# Start of Given information

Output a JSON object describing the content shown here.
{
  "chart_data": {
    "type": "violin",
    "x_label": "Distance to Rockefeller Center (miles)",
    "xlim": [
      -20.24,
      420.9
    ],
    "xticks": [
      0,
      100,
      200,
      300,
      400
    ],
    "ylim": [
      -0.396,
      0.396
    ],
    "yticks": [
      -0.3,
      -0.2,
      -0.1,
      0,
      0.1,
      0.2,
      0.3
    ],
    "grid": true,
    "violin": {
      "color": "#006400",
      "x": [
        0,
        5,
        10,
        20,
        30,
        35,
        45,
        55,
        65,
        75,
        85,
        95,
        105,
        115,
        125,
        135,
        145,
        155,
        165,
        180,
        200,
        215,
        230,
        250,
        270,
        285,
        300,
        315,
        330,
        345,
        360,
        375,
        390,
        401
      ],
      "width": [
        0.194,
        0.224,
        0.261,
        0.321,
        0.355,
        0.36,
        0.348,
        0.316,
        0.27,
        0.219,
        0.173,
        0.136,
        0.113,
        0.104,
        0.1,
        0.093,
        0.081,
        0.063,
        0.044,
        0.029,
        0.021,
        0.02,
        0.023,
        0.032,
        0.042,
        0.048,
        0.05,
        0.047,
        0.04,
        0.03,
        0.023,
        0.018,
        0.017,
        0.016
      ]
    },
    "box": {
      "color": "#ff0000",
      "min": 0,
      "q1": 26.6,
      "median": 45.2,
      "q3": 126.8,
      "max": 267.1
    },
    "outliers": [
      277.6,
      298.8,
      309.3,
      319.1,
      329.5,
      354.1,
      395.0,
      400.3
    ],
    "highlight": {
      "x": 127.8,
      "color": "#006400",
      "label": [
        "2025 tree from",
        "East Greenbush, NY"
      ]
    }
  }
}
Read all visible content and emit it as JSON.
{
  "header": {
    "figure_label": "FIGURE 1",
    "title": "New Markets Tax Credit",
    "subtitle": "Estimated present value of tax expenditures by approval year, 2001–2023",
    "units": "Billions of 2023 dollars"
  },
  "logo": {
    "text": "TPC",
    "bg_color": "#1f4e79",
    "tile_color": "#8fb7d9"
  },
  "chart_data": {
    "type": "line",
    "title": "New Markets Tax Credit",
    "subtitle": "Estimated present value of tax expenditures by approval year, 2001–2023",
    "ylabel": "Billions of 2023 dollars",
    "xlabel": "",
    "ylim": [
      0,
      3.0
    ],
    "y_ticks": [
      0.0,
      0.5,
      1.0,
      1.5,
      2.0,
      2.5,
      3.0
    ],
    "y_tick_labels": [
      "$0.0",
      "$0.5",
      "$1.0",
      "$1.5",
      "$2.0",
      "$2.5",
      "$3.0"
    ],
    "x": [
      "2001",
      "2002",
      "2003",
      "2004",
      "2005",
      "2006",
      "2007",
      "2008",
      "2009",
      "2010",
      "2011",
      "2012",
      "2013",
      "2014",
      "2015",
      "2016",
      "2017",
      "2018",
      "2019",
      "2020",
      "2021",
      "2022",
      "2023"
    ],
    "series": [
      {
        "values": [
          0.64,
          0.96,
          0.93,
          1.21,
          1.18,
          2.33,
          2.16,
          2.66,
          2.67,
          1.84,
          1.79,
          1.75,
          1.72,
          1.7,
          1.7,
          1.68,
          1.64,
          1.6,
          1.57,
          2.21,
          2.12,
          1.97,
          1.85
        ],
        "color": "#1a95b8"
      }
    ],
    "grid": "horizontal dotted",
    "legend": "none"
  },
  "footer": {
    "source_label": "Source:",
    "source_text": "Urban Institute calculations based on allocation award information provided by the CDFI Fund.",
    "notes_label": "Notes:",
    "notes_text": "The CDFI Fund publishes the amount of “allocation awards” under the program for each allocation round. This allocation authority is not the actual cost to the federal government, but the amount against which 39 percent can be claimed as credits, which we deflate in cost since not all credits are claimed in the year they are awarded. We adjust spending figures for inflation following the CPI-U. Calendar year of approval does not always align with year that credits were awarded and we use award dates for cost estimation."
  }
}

# End of Given information

**What is expected**
Extract all of the material exactly as it is written.

**Task answer**
Output a JSON object describing the content shown here.
{
  "chart_data": {
    "type": "violin",
    "x_label": "Distance to Rockefeller Center (miles)",
    "xlim": [
      -20.24,
      420.9
    ],
    "xticks": [
      0,
      100,
      200,
      300,
      400
    ],
    "ylim": [
      -0.396,
      0.396
    ],
    "yticks": [
      -0.3,
      -0.2,
      -0.1,
      0,
      0.1,
      0.2,
      0.3
    ],
    "grid": true,
    "violin": {
      "color": "#006400",
      "x": [
        0,
        5,
        10,
        20,
        30,
        35,
        45,
        55,
        65,
        75,
        85,
        95,
        105,
        115,
        125,
        135,
        145,
        155,
        165,
        180,
        200,
        215,
        230,
        250,
        270,
        285,
        300,
        315,
        330,
        345,
        360,
        375,
        390,
        401
      ],
      "width": [
        0.194,
        0.224,
        0.261,
        0.321,
        0.355,
        0.36,
        0.348,
        0.316,
        0.27,
        0.219,
        0.173,
        0.136,
        0.113,
        0.104,
        0.1,
        0.093,
        0.081,
        0.063,
        0.044,
        0.029,
        0.021,
        0.02,
        0.023,
        0.032,
        0.042,
        0.048,
        0.05,
        0.047,
        0.04,
        0.03,
        0.023,
        0.018,
        0.017,
        0.016
      ]
    },
    "box": {
      "color": "#ff0000",
      "min": 0,
      "q1": 26.6,
      "median": 45.2,
      "q3": 126.8,
      "max": 267.1
    },
    "outliers": [
      277.6,
      298.8,
      309.3,
      319.1,
      329.5,
      354.1,
      395.0,
      400.3
    ],
    "highlight": {
      "x": 127.8,
      "color": "#006400",
      "label": [
        "2025 tree from",
        "East Greenbush, NY"
      ]
    }
  }
}
Read all visible content and emit it as JSON.
{
  "header": {
    "figure_label": "FIGURE 1",
    "title": "New Markets Tax Credit",
    "subtitle": "Estimated present value of tax expenditures by approval year, 2001–2023",
    "units": "Billions of 2023 dollars"
  },
  "logo": {
    "text": "TPC",
    "bg_color": "#1f4e79",
    "tile_color": "#8fb7d9"
  },
  "chart_data": {
    "type": "line",
    "title": "New Markets Tax Credit",
    "subtitle": "Estimated present value of tax expenditures by approval year, 2001–2023",
    "ylabel": "Billions of 2023 dollars",
    "xlabel": "",
    "ylim": [
      0,
      3.0
    ],
    "y_ticks": [
      0.0,
      0.5,
      1.0,
      1.5,
      2.0,
      2.5,
      3.0
    ],
    "y_tick_labels": [
      "$0.0",
      "$0.5",
      "$1.0",
      "$1.5",
      "$2.0",
      "$2.5",
      "$3.0"
    ],
    "x": [
      "2001",
      "2002",
      "2003",
      "2004",
      "2005",
      "2006",
      "2007",
      "2008",
      "2009",
      "2010",
      "2011",
      "2012",
      "2013",
      "2014",
      "2015",
      "2016",
      "2017",
      "2018",
      "2019",
      "2020",
      "2021",
      "2022",
      "2023"
    ],
    "series": [
      {
        "values": [
          0.64,
          0.96,
          0.93,
          1.21,
          1.18,
          2.33,
          2.16,
          2.66,
          2.67,
          1.84,
          1.79,
          1.75,
          1.72,
          1.7,
          1.7,
          1.68,
          1.64,
          1.6,
          1.57,
          2.21,
          2.12,
          1.97,
          1.85
        ],
        "color": "#1a95b8"
      }
    ],
    "grid": "horizontal dotted",
    "legend": "none"
  },
  "footer": {
    "source_label": "Source:",
    "source_text": "Urban Institute calculations based on allocation award information provided by the CDFI Fund.",
    "notes_label": "Notes:",
    "notes_text": "The CDFI Fund publishes the amount of “allocation awards” under the program for each allocation round. This allocation authority is not the actual cost to the federal government, but the amount against which 39 percent can be claimed as credits, which we deflate in cost since not all credits are claimed in the year they are awarded. We adjust spending figures for inflation following the CPI-U. Calendar year of approval does not always align with year that credits were awarded and we use award dates for cost estimation."
  }
}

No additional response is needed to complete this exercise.